--- START Extracted records ---

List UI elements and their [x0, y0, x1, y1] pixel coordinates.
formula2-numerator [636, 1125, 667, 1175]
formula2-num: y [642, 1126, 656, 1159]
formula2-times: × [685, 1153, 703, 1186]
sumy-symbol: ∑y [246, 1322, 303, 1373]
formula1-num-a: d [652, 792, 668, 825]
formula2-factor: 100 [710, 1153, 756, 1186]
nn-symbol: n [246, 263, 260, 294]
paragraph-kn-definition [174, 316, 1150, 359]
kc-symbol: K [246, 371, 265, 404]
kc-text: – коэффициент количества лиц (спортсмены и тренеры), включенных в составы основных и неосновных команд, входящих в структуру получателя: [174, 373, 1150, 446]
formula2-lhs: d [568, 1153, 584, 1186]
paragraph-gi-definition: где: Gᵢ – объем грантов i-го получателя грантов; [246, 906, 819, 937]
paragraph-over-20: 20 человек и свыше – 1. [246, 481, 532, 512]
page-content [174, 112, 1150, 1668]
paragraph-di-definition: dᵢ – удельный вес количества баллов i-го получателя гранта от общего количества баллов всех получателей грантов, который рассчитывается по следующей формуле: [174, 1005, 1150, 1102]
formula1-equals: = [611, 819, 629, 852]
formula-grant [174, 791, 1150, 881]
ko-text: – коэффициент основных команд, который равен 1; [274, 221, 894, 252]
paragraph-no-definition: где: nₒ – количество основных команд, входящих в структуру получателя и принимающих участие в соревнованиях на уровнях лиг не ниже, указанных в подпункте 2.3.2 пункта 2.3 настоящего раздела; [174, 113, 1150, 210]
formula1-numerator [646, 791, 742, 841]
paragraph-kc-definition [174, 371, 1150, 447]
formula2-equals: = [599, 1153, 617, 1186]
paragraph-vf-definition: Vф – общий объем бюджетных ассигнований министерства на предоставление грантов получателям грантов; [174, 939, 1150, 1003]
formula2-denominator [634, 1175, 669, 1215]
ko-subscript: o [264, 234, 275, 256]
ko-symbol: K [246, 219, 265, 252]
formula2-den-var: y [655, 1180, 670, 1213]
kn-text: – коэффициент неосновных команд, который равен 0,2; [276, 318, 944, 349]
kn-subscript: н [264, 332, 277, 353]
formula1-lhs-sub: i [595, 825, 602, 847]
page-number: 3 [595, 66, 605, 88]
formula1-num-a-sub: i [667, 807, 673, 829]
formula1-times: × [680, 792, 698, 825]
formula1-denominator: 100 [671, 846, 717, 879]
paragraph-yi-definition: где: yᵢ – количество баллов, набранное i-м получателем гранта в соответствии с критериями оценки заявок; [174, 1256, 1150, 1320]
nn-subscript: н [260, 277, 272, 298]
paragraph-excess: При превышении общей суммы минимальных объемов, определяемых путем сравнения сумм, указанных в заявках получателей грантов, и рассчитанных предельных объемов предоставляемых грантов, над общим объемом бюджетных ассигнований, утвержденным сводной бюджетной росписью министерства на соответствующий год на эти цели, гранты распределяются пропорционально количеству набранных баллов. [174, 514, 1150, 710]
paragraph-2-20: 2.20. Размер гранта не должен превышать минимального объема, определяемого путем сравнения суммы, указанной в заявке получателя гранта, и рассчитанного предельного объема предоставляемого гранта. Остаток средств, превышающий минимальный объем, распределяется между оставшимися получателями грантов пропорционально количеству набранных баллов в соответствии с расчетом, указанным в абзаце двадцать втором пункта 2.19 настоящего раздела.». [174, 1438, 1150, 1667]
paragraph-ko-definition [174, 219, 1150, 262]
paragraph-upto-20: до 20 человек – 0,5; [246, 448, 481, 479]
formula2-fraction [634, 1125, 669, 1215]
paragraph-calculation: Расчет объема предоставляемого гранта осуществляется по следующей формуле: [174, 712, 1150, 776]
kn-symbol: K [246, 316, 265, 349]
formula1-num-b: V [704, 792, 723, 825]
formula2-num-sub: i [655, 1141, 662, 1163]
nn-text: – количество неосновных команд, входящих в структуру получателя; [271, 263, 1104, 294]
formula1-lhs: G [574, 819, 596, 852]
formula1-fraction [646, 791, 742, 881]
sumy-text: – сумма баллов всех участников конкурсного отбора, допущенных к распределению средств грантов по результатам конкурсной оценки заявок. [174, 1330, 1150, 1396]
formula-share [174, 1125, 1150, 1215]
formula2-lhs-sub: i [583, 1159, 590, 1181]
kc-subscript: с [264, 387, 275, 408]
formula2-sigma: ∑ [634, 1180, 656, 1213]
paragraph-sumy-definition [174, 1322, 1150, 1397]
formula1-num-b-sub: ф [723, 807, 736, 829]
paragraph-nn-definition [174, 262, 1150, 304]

--- END Extracted records ---

## What to do
Which lines of the records above contain the string "sumy"? Show each of those lines in full.

## Complete answer
sumy-symbol: ∑y [246, 1322, 303, 1373]
sumy-text: – сумма баллов всех участников конкурсного отбора, допущенных к распределению средств грантов по результатам конкурсной оценки заявок. [174, 1330, 1150, 1396]
paragraph-sumy-definition [174, 1322, 1150, 1397]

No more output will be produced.